• _Written instruction_
Repeat the lines that follow, leaving nothing out.

******************************

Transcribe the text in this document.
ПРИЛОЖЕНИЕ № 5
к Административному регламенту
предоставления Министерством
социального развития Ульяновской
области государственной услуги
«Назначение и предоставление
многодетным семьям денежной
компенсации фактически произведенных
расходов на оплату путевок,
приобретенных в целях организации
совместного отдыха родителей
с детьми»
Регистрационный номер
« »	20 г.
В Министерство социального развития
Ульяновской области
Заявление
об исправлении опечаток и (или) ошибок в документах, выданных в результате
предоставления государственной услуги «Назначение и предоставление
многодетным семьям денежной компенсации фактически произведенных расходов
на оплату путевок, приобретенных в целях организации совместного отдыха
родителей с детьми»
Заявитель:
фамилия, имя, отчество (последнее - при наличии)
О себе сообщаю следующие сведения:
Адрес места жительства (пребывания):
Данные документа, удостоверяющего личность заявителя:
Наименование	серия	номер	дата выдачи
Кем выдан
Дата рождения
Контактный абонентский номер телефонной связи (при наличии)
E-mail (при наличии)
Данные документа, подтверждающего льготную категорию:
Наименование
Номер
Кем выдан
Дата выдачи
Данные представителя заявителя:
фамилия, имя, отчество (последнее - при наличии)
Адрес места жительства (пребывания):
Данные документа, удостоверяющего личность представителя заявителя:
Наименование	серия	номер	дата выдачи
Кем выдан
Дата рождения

******************************

• _The solution_
Transcribe the text in this document.
ПРИЛОЖЕНИЕ № 5
к Административному регламенту
предоставления Министерством
социального развития Ульяновской
области государственной услуги
«Назначение и предоставление
многодетным семьям денежной
компенсации фактически произведенных
расходов на оплату путевок,
приобретенных в целях организации
совместного отдыха родителей
с детьми»
Регистрационный номер
« »	20 г.
В Министерство социального развития
Ульяновской области
Заявление
об исправлении опечаток и (или) ошибок в документах, выданных в результате
предоставления государственной услуги «Назначение и предоставление
многодетным семьям денежной компенсации фактически произведенных расходов
на оплату путевок, приобретенных в целях организации совместного отдыха
родителей с детьми»
Заявитель:
фамилия, имя, отчество (последнее - при наличии)
О себе сообщаю следующие сведения:
Адрес места жительства (пребывания):
Данные документа, удостоверяющего личность заявителя:
Наименование	серия	номер	дата выдачи
Кем выдан
Дата рождения
Контактный абонентский номер телефонной связи (при наличии)
E-mail (при наличии)
Данные документа, подтверждающего льготную категорию:
Наименование
Номер
Кем выдан
Дата выдачи
Данные представителя заявителя:
фамилия, имя, отчество (последнее - при наличии)
Адрес места жительства (пребывания):
Данные документа, удостоверяющего личность представителя заявителя:
Наименование	серия	номер	дата выдачи
Кем выдан
Дата рождения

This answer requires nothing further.